> [DIRECTIONS FOR THIS TASK]
Please return the listing lines from the line with "Output each element" to the line with "135, 488, 171]", both included, copied character for character.

— START ENTRIES SHOWN —

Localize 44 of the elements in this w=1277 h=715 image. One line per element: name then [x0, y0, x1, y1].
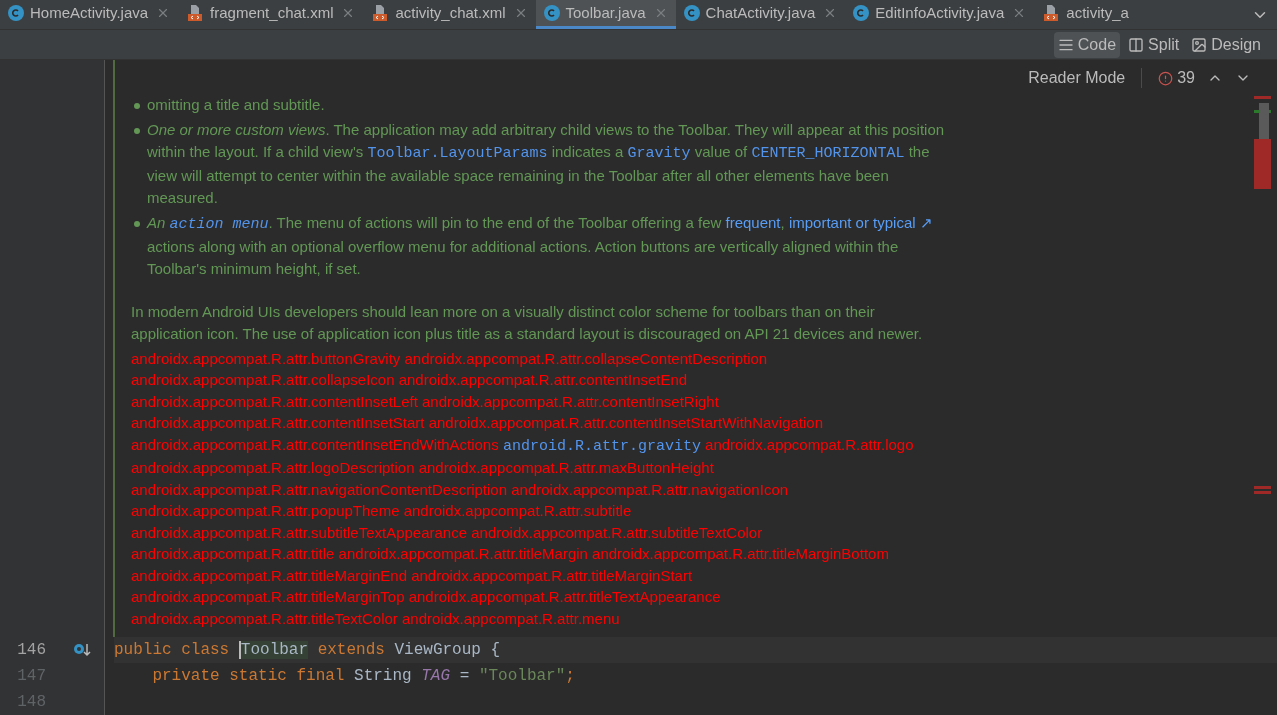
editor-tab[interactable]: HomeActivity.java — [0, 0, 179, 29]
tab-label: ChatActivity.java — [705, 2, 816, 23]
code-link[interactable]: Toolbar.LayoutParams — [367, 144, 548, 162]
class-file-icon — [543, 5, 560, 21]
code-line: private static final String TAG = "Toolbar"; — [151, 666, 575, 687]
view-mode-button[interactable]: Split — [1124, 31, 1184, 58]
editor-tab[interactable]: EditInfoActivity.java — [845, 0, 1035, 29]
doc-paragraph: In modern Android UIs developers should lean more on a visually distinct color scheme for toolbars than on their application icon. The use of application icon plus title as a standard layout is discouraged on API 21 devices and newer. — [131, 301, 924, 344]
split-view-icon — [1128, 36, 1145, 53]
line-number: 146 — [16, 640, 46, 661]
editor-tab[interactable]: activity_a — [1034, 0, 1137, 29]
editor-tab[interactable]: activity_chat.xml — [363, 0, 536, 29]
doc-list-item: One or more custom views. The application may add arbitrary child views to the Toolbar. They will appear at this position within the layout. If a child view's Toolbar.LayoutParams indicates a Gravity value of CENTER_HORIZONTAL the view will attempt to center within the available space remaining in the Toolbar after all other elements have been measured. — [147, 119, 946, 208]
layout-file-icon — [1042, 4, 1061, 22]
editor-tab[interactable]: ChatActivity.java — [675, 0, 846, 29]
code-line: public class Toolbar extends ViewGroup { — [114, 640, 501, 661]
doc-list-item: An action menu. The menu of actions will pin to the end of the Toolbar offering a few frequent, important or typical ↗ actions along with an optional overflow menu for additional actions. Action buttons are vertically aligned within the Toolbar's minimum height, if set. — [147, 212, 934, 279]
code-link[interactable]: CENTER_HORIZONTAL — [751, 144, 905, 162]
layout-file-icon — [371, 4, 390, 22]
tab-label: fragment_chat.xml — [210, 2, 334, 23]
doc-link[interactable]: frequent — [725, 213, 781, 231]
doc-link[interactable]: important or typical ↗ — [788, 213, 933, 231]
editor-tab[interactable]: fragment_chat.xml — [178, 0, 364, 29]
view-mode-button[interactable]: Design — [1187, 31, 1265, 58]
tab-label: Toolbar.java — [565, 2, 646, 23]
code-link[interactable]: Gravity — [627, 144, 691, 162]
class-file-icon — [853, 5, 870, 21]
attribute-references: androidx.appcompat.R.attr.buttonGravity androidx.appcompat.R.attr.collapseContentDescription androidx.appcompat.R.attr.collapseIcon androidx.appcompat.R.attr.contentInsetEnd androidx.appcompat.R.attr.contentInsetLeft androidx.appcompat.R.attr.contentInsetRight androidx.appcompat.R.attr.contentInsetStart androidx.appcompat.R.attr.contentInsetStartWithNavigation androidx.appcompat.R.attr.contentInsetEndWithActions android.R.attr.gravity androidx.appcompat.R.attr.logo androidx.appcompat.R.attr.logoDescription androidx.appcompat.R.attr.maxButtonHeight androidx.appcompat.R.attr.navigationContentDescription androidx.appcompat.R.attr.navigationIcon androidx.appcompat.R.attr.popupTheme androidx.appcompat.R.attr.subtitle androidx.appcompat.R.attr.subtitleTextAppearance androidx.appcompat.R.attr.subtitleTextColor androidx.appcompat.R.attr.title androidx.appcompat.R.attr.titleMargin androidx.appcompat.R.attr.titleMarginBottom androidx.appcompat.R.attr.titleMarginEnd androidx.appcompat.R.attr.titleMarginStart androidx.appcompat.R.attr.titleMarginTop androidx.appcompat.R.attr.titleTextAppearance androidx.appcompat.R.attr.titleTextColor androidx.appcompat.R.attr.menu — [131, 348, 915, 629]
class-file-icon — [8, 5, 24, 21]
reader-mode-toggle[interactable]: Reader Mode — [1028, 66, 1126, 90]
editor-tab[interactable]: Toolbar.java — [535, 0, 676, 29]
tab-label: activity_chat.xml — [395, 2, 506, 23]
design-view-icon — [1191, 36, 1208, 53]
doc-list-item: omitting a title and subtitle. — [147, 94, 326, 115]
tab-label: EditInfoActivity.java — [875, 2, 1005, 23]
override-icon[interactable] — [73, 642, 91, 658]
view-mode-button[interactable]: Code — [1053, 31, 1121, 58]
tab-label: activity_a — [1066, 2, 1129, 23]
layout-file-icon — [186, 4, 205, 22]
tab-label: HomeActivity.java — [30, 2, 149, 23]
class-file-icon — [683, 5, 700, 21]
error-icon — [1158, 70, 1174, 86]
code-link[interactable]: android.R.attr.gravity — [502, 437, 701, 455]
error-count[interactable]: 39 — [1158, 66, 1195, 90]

— END ENTRIES SHOWN —
— START ENTRIES SHOWN —

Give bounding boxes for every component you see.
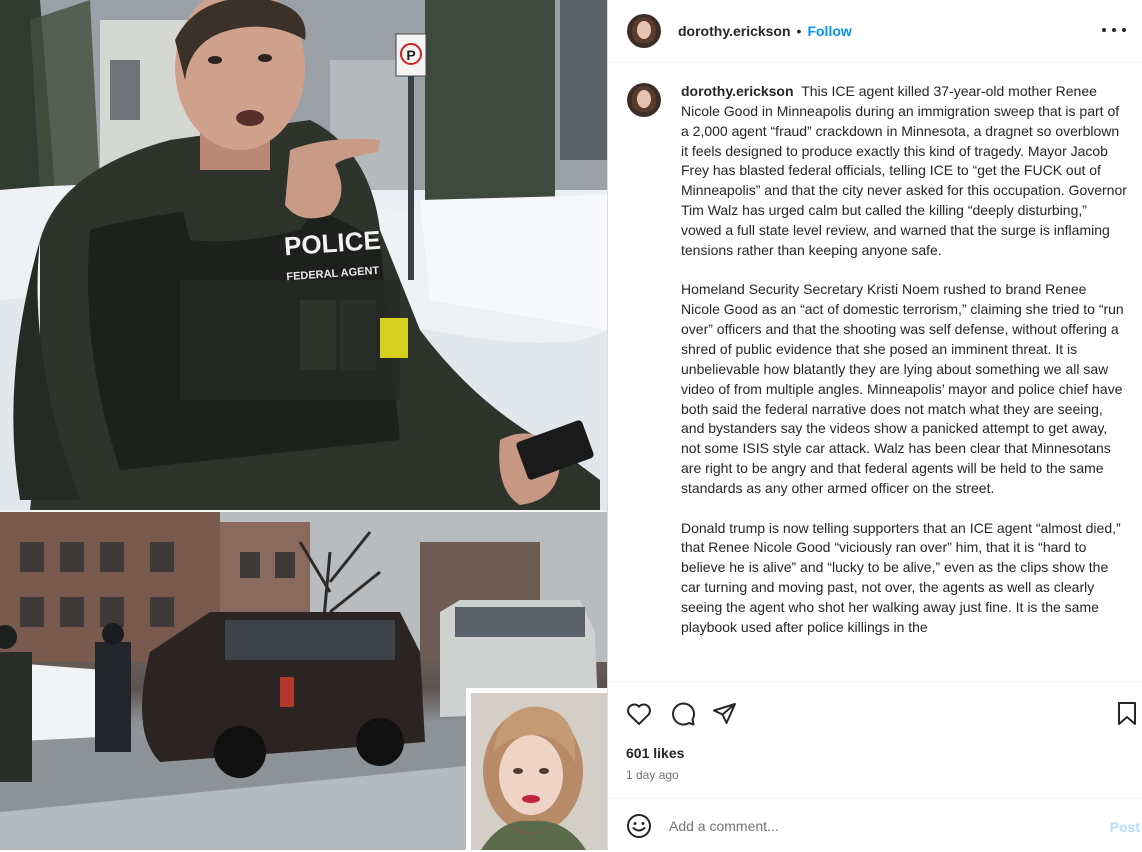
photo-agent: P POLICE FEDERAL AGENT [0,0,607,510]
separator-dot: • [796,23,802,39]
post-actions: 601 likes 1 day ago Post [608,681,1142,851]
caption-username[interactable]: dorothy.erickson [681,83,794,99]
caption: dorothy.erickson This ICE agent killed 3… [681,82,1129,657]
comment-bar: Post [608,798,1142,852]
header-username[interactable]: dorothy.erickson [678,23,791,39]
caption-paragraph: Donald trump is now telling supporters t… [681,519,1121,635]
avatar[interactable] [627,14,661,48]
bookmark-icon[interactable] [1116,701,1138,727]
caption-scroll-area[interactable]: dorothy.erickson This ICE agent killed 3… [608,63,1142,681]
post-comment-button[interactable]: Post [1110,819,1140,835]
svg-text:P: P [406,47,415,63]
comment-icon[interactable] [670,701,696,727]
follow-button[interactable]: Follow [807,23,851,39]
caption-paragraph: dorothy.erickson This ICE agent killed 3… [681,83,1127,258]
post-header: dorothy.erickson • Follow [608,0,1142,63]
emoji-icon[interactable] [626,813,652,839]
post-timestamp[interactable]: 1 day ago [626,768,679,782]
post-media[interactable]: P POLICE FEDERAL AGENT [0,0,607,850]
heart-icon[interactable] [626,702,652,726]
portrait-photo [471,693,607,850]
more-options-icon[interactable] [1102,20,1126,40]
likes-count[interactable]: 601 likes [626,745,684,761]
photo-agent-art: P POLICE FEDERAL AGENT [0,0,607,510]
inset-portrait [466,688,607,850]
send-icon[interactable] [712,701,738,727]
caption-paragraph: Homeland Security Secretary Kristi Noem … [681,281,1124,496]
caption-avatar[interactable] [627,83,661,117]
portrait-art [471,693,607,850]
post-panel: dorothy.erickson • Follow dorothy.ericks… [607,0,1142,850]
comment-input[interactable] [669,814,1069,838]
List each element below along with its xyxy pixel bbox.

— END ENTRIES SHOWN —
— START ENTRIES SHOWN —

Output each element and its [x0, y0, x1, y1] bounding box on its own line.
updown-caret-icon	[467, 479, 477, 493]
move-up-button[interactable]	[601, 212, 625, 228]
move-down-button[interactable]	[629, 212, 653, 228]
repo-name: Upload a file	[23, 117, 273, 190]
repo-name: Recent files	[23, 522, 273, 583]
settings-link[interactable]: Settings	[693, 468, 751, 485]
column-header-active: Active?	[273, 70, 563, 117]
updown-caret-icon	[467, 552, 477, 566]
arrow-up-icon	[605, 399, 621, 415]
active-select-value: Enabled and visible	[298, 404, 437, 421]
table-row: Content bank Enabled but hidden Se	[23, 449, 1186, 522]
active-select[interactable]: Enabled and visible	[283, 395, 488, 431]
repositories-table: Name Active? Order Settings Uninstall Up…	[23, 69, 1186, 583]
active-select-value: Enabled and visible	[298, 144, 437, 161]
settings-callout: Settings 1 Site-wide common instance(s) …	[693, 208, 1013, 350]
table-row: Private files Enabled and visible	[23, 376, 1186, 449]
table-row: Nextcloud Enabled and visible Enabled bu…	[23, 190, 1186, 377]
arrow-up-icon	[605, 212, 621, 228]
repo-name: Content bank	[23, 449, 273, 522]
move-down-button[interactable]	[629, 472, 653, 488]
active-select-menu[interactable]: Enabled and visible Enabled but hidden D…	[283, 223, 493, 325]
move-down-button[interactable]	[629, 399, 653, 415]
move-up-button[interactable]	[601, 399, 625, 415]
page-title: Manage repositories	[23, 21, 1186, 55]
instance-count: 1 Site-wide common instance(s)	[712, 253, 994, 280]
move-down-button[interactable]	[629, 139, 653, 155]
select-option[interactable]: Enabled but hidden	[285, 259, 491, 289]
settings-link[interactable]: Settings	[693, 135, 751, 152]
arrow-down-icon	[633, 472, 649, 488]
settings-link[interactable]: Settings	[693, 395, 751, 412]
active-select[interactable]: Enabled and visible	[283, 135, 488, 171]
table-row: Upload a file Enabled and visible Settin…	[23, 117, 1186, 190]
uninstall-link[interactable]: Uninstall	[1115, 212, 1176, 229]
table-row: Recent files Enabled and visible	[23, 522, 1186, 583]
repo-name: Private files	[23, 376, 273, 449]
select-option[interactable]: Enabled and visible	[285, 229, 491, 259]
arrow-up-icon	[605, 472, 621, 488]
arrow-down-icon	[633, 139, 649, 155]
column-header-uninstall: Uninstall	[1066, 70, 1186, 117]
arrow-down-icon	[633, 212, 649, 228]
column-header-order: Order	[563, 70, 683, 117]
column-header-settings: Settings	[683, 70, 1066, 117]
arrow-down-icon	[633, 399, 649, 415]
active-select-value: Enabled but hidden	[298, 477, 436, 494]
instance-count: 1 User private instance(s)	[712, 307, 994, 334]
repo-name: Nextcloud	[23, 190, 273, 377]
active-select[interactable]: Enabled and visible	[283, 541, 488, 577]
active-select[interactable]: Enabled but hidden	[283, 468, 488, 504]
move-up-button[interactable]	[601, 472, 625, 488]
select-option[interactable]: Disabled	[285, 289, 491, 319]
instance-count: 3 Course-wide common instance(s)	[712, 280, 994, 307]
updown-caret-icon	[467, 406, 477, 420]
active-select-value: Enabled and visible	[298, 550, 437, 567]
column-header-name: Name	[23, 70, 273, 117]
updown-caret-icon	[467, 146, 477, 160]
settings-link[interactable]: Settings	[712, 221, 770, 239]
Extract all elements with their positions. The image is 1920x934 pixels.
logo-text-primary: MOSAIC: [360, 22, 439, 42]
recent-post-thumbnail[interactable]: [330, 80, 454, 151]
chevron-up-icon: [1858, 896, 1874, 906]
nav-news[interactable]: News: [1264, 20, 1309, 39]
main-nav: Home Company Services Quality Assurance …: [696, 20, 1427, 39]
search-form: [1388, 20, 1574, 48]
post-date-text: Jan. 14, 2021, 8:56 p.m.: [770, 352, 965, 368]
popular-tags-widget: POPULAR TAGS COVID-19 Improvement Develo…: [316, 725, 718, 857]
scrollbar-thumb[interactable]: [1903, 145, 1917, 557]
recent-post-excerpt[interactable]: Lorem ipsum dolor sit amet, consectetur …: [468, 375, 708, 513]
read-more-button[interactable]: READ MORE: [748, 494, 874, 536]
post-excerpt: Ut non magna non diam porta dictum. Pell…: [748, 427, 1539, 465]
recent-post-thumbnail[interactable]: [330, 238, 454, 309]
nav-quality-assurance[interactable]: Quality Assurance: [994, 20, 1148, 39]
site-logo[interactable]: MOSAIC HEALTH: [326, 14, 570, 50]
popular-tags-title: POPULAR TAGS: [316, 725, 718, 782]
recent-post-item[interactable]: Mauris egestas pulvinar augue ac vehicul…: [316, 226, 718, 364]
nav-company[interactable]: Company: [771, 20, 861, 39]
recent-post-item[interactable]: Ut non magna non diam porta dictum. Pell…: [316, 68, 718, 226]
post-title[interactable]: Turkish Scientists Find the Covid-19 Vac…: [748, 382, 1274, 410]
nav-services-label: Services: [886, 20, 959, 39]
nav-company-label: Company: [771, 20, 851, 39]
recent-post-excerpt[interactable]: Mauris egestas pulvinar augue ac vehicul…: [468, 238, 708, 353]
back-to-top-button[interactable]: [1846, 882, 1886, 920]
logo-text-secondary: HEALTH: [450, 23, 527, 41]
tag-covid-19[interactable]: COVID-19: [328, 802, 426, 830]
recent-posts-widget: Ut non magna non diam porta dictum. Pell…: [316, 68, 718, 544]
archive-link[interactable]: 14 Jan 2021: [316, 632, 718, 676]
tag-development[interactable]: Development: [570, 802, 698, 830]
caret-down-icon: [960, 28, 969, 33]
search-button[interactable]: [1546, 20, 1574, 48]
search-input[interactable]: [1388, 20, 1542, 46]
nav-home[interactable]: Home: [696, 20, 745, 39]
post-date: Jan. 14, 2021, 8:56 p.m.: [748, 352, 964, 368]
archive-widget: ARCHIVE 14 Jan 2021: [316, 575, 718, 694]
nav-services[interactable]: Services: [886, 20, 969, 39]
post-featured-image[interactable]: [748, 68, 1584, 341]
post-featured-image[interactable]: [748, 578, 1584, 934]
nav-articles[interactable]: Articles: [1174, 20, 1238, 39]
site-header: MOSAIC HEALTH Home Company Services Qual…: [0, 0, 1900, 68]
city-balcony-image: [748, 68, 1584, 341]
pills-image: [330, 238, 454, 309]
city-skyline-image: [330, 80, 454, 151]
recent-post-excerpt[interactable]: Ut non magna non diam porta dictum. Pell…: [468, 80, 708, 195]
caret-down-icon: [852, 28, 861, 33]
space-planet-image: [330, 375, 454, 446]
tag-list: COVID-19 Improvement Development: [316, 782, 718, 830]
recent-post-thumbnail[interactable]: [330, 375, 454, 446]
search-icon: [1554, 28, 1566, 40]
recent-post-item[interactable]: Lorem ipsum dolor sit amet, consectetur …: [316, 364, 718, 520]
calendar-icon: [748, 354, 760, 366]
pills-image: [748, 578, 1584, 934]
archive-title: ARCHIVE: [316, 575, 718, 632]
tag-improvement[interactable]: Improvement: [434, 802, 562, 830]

— END ENTRIES SHOWN —

> [TASK OUTPUT]
Output each element and its [x0, y0, x1, y1] bounding box on its own line.
updown-caret-icon	[467, 479, 477, 493]
move-up-button[interactable]	[601, 212, 625, 228]
move-down-button[interactable]	[629, 212, 653, 228]
repo-name: Upload a file	[23, 117, 273, 190]
repo-name: Recent files	[23, 522, 273, 583]
settings-link[interactable]: Settings	[693, 468, 751, 485]
column-header-active: Active?	[273, 70, 563, 117]
updown-caret-icon	[467, 552, 477, 566]
arrow-up-icon	[605, 399, 621, 415]
active-select-value: Enabled and visible	[298, 404, 437, 421]
table-row: Content bank Enabled but hidden Se	[23, 449, 1186, 522]
active-select[interactable]: Enabled and visible	[283, 395, 488, 431]
repositories-table: Name Active? Order Settings Uninstall Up…	[23, 69, 1186, 583]
active-select-value: Enabled and visible	[298, 144, 437, 161]
settings-callout: Settings 1 Site-wide common instance(s) …	[693, 208, 1013, 350]
table-row: Private files Enabled and visible	[23, 376, 1186, 449]
table-row: Nextcloud Enabled and visible Enabled bu…	[23, 190, 1186, 377]
arrow-up-icon	[605, 212, 621, 228]
repo-name: Content bank	[23, 449, 273, 522]
move-down-button[interactable]	[629, 472, 653, 488]
active-select-menu[interactable]: Enabled and visible Enabled but hidden D…	[283, 223, 493, 325]
move-down-button[interactable]	[629, 399, 653, 415]
move-up-button[interactable]	[601, 399, 625, 415]
page-title: Manage repositories	[23, 21, 1186, 55]
instance-count: 1 Site-wide common instance(s)	[712, 253, 994, 280]
move-down-button[interactable]	[629, 139, 653, 155]
select-option[interactable]: Enabled but hidden	[285, 259, 491, 289]
settings-link[interactable]: Settings	[693, 135, 751, 152]
arrow-down-icon	[633, 472, 649, 488]
settings-link[interactable]: Settings	[693, 395, 751, 412]
active-select[interactable]: Enabled and visible	[283, 135, 488, 171]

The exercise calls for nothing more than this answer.